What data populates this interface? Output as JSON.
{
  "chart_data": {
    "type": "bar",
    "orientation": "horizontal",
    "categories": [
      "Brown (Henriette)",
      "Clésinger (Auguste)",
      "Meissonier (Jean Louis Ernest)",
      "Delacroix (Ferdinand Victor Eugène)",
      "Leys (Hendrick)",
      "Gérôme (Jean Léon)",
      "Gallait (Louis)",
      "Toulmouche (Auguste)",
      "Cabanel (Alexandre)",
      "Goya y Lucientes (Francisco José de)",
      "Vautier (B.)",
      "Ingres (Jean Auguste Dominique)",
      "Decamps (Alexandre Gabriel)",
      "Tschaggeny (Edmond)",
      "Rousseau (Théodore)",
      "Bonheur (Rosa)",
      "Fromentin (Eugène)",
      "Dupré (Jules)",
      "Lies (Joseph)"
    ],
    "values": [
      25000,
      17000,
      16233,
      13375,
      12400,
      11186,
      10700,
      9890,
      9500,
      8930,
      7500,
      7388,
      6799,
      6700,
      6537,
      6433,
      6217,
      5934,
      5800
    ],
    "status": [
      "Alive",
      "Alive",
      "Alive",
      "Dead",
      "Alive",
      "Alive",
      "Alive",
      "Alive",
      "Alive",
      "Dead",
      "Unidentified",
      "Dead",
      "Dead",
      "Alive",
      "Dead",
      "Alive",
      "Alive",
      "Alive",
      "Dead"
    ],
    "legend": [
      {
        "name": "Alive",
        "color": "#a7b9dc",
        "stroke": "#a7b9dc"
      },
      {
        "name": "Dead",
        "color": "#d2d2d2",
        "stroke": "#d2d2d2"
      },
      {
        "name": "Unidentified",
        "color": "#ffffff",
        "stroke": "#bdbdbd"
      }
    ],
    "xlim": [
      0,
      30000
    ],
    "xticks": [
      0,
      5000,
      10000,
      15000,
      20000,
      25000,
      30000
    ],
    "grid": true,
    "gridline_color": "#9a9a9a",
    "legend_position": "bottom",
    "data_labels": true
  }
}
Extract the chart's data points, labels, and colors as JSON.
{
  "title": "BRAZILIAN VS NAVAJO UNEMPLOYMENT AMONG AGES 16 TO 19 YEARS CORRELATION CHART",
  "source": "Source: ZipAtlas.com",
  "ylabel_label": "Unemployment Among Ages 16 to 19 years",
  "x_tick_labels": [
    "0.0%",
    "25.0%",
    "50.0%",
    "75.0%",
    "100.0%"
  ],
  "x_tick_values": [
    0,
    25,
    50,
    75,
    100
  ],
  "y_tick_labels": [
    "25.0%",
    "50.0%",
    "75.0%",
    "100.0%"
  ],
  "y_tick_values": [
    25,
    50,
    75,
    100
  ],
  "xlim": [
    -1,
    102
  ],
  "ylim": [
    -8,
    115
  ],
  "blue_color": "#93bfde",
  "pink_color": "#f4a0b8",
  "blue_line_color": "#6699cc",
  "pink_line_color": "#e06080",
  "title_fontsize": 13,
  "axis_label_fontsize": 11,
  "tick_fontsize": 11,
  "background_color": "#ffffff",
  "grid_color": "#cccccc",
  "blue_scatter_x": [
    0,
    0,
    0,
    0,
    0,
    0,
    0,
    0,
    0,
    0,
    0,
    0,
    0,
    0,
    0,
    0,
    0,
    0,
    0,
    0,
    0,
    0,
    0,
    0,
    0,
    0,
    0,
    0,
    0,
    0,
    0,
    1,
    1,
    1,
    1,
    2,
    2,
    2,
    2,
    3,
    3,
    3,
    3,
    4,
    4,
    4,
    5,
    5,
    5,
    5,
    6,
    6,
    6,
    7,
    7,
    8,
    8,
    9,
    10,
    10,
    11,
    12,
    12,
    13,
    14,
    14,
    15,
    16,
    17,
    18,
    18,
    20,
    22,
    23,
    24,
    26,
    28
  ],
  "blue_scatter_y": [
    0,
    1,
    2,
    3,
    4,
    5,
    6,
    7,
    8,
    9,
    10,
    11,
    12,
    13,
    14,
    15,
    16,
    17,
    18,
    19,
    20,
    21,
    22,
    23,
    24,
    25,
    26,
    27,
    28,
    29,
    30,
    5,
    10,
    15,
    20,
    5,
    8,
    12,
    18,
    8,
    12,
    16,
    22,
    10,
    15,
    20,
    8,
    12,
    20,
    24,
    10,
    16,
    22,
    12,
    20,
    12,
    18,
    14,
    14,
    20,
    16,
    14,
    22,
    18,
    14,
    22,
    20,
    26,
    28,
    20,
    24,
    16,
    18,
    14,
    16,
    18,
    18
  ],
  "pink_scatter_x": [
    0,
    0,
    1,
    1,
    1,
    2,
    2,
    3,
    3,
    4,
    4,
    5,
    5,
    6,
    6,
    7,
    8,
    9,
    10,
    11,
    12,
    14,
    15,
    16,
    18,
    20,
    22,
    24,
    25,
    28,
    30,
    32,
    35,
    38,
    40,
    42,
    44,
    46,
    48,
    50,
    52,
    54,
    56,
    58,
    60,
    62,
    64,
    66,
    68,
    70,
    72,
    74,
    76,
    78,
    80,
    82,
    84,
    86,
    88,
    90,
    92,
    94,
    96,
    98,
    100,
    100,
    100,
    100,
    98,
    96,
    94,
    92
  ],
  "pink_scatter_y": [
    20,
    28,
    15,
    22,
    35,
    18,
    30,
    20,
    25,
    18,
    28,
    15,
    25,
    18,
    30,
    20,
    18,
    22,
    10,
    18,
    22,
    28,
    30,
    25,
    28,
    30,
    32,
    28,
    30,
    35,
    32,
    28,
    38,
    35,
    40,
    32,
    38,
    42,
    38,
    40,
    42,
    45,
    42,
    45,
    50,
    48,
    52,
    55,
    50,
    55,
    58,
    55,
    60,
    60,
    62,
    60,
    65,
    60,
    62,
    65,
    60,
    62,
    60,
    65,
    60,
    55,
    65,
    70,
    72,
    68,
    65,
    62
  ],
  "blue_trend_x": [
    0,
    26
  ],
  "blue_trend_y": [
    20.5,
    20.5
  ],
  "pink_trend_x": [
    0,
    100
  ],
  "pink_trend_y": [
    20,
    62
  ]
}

__Job__
Each line must be given again exactly as written above.

__Answer__
What data populates this interface? Output as JSON.
{
  "chart_data": {
    "type": "bar",
    "orientation": "horizontal",
    "categories": [
      "Brown (Henriette)",
      "Clésinger (Auguste)",
      "Meissonier (Jean Louis Ernest)",
      "Delacroix (Ferdinand Victor Eugène)",
      "Leys (Hendrick)",
      "Gérôme (Jean Léon)",
      "Gallait (Louis)",
      "Toulmouche (Auguste)",
      "Cabanel (Alexandre)",
      "Goya y Lucientes (Francisco José de)",
      "Vautier (B.)",
      "Ingres (Jean Auguste Dominique)",
      "Decamps (Alexandre Gabriel)",
      "Tschaggeny (Edmond)",
      "Rousseau (Théodore)",
      "Bonheur (Rosa)",
      "Fromentin (Eugène)",
      "Dupré (Jules)",
      "Lies (Joseph)"
    ],
    "values": [
      25000,
      17000,
      16233,
      13375,
      12400,
      11186,
      10700,
      9890,
      9500,
      8930,
      7500,
      7388,
      6799,
      6700,
      6537,
      6433,
      6217,
      5934,
      5800
    ],
    "status": [
      "Alive",
      "Alive",
      "Alive",
      "Dead",
      "Alive",
      "Alive",
      "Alive",
      "Alive",
      "Alive",
      "Dead",
      "Unidentified",
      "Dead",
      "Dead",
      "Alive",
      "Dead",
      "Alive",
      "Alive",
      "Alive",
      "Dead"
    ],
    "legend": [
      {
        "name": "Alive",
        "color": "#a7b9dc",
        "stroke": "#a7b9dc"
      },
      {
        "name": "Dead",
        "color": "#d2d2d2",
        "stroke": "#d2d2d2"
      },
      {
        "name": "Unidentified",
        "color": "#ffffff",
        "stroke": "#bdbdbd"
      }
    ],
    "xlim": [
      0,
      30000
    ],
    "xticks": [
      0,
      5000,
      10000,
      15000,
      20000,
      25000,
      30000
    ],
    "grid": true,
    "gridline_color": "#9a9a9a",
    "legend_position": "bottom",
    "data_labels": true
  }
}
Extract the chart's data points, labels, and colors as JSON.
{
  "title": "BRAZILIAN VS NAVAJO UNEMPLOYMENT AMONG AGES 16 TO 19 YEARS CORRELATION CHART",
  "source": "Source: ZipAtlas.com",
  "ylabel_label": "Unemployment Among Ages 16 to 19 years",
  "x_tick_labels": [
    "0.0%",
    "25.0%",
    "50.0%",
    "75.0%",
    "100.0%"
  ],
  "x_tick_values": [
    0,
    25,
    50,
    75,
    100
  ],
  "y_tick_labels": [
    "25.0%",
    "50.0%",
    "75.0%",
    "100.0%"
  ],
  "y_tick_values": [
    25,
    50,
    75,
    100
  ],
  "xlim": [
    -1,
    102
  ],
  "ylim": [
    -8,
    115
  ],
  "blue_color": "#93bfde",
  "pink_color": "#f4a0b8",
  "blue_line_color": "#6699cc",
  "pink_line_color": "#e06080",
  "title_fontsize": 13,
  "axis_label_fontsize": 11,
  "tick_fontsize": 11,
  "background_color": "#ffffff",
  "grid_color": "#cccccc",
  "blue_scatter_x": [
    0,
    0,
    0,
    0,
    0,
    0,
    0,
    0,
    0,
    0,
    0,
    0,
    0,
    0,
    0,
    0,
    0,
    0,
    0,
    0,
    0,
    0,
    0,
    0,
    0,
    0,
    0,
    0,
    0,
    0,
    0,
    1,
    1,
    1,
    1,
    2,
    2,
    2,
    2,
    3,
    3,
    3,
    3,
    4,
    4,
    4,
    5,
    5,
    5,
    5,
    6,
    6,
    6,
    7,
    7,
    8,
    8,
    9,
    10,
    10,
    11,
    12,
    12,
    13,
    14,
    14,
    15,
    16,
    17,
    18,
    18,
    20,
    22,
    23,
    24,
    26,
    28
  ],
  "blue_scatter_y": [
    0,
    1,
    2,
    3,
    4,
    5,
    6,
    7,
    8,
    9,
    10,
    11,
    12,
    13,
    14,
    15,
    16,
    17,
    18,
    19,
    20,
    21,
    22,
    23,
    24,
    25,
    26,
    27,
    28,
    29,
    30,
    5,
    10,
    15,
    20,
    5,
    8,
    12,
    18,
    8,
    12,
    16,
    22,
    10,
    15,
    20,
    8,
    12,
    20,
    24,
    10,
    16,
    22,
    12,
    20,
    12,
    18,
    14,
    14,
    20,
    16,
    14,
    22,
    18,
    14,
    22,
    20,
    26,
    28,
    20,
    24,
    16,
    18,
    14,
    16,
    18,
    18
  ],
  "pink_scatter_x": [
    0,
    0,
    1,
    1,
    1,
    2,
    2,
    3,
    3,
    4,
    4,
    5,
    5,
    6,
    6,
    7,
    8,
    9,
    10,
    11,
    12,
    14,
    15,
    16,
    18,
    20,
    22,
    24,
    25,
    28,
    30,
    32,
    35,
    38,
    40,
    42,
    44,
    46,
    48,
    50,
    52,
    54,
    56,
    58,
    60,
    62,
    64,
    66,
    68,
    70,
    72,
    74,
    76,
    78,
    80,
    82,
    84,
    86,
    88,
    90,
    92,
    94,
    96,
    98,
    100,
    100,
    100,
    100,
    98,
    96,
    94,
    92
  ],
  "pink_scatter_y": [
    20,
    28,
    15,
    22,
    35,
    18,
    30,
    20,
    25,
    18,
    28,
    15,
    25,
    18,
    30,
    20,
    18,
    22,
    10,
    18,
    22,
    28,
    30,
    25,
    28,
    30,
    32,
    28,
    30,
    35,
    32,
    28,
    38,
    35,
    40,
    32,
    38,
    42,
    38,
    40,
    42,
    45,
    42,
    45,
    50,
    48,
    52,
    55,
    50,
    55,
    58,
    55,
    60,
    60,
    62,
    60,
    65,
    60,
    62,
    65,
    60,
    62,
    60,
    65,
    60,
    55,
    65,
    70,
    72,
    68,
    65,
    62
  ],
  "blue_trend_x": [
    0,
    26
  ],
  "blue_trend_y": [
    20.5,
    20.5
  ],
  "pink_trend_x": [
    0,
    100
  ],
  "pink_trend_y": [
    20,
    62
  ]
}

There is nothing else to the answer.